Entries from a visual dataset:
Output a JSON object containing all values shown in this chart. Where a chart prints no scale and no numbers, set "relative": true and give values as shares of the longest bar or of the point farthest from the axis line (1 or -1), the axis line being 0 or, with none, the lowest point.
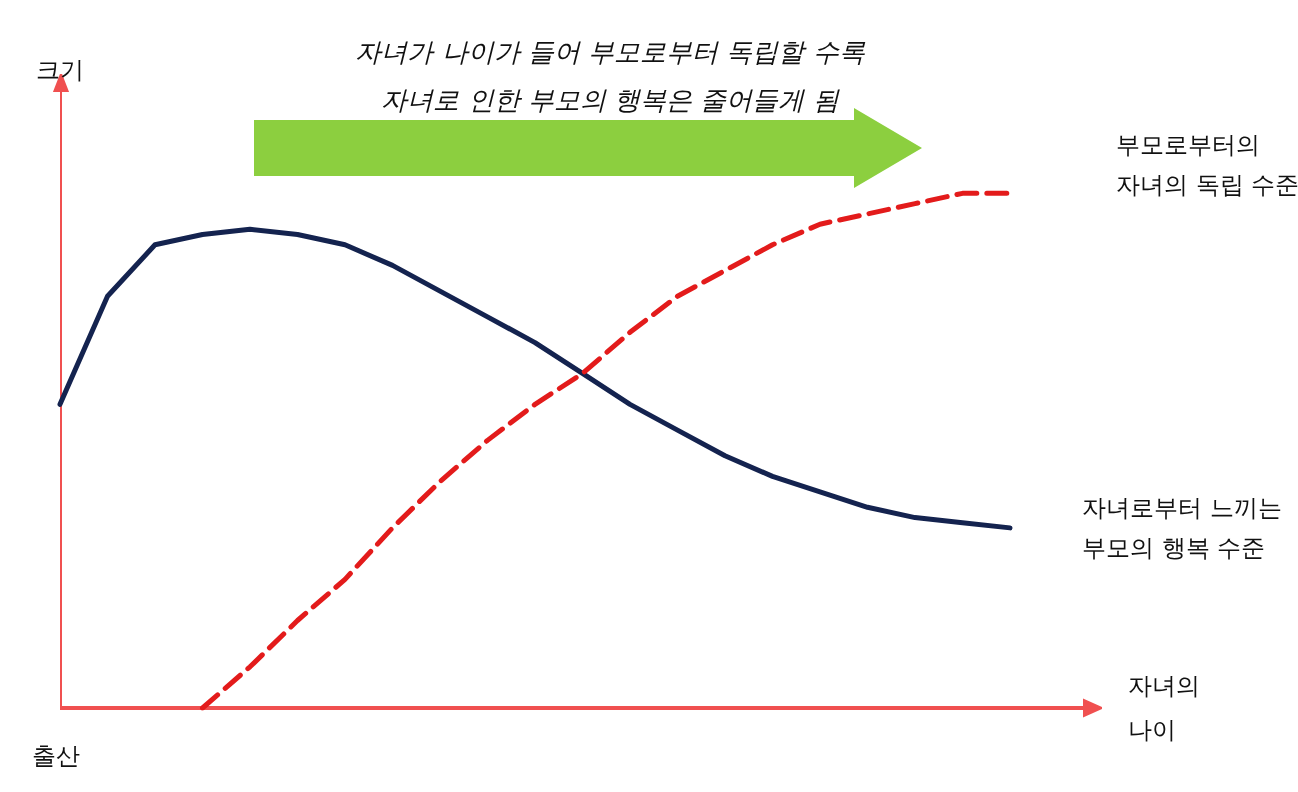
{
  "chart_data": {
    "type": "line",
    "relative": true,
    "title": "자녀가 나이가 들어 부모로부터 독립할 수록\n자녀로 인한 부모의 행복은 줄어들게 됨",
    "xlabel": "자녀의\n나이",
    "ylabel": "크기",
    "annotations": [
      "출산"
    ],
    "legend": false,
    "grid": false,
    "marker": "none",
    "categories": [
      null,
      null,
      null,
      null,
      null,
      null,
      null,
      null,
      null,
      null,
      null,
      null,
      null,
      null,
      null,
      null,
      null,
      null,
      null,
      null,
      null
    ],
    "series": [
      {
        "name": "자녀로부터 느끼는\n부모의 행복 수준",
        "color": "#14234f",
        "line_style": "solid",
        "values": [
          0.59,
          0.8,
          0.9,
          0.92,
          0.93,
          0.92,
          0.9,
          0.86,
          0.81,
          0.76,
          0.71,
          0.65,
          0.59,
          0.54,
          0.49,
          0.45,
          0.42,
          0.39,
          0.37,
          0.36,
          0.35
        ]
      },
      {
        "name": "부모로부터의\n자녀의 독립 수준",
        "color": "#e31b1b",
        "line_style": "dashed",
        "values": [
          null,
          null,
          null,
          0,
          0.08,
          0.17,
          0.25,
          0.35,
          0.44,
          0.52,
          0.59,
          0.65,
          0.73,
          0.8,
          0.85,
          0.9,
          0.94,
          0.96,
          0.98,
          1.0,
          1.0
        ]
      }
    ]
  }
}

EXERCISE DESCRIPTION
Except for the pictures, give all the material above again verbatim.

THE OUTPUT
Output a JSON object containing all values shown in this chart. Where a chart prints no scale and no numbers, set "relative": true and give values as shares of the longest bar or of the point farthest from the axis line (1 or -1), the axis line being 0 or, with none, the lowest point.
{
  "chart_data": {
    "type": "line",
    "relative": true,
    "title": "자녀가 나이가 들어 부모로부터 독립할 수록\n자녀로 인한 부모의 행복은 줄어들게 됨",
    "xlabel": "자녀의\n나이",
    "ylabel": "크기",
    "annotations": [
      "출산"
    ],
    "legend": false,
    "grid": false,
    "marker": "none",
    "categories": [
      null,
      null,
      null,
      null,
      null,
      null,
      null,
      null,
      null,
      null,
      null,
      null,
      null,
      null,
      null,
      null,
      null,
      null,
      null,
      null,
      null
    ],
    "series": [
      {
        "name": "자녀로부터 느끼는\n부모의 행복 수준",
        "color": "#14234f",
        "line_style": "solid",
        "values": [
          0.59,
          0.8,
          0.9,
          0.92,
          0.93,
          0.92,
          0.9,
          0.86,
          0.81,
          0.76,
          0.71,
          0.65,
          0.59,
          0.54,
          0.49,
          0.45,
          0.42,
          0.39,
          0.37,
          0.36,
          0.35
        ]
      },
      {
        "name": "부모로부터의\n자녀의 독립 수준",
        "color": "#e31b1b",
        "line_style": "dashed",
        "values": [
          null,
          null,
          null,
          0,
          0.08,
          0.17,
          0.25,
          0.35,
          0.44,
          0.52,
          0.59,
          0.65,
          0.73,
          0.8,
          0.85,
          0.9,
          0.94,
          0.96,
          0.98,
          1.0,
          1.0
        ]
      }
    ]
  }
}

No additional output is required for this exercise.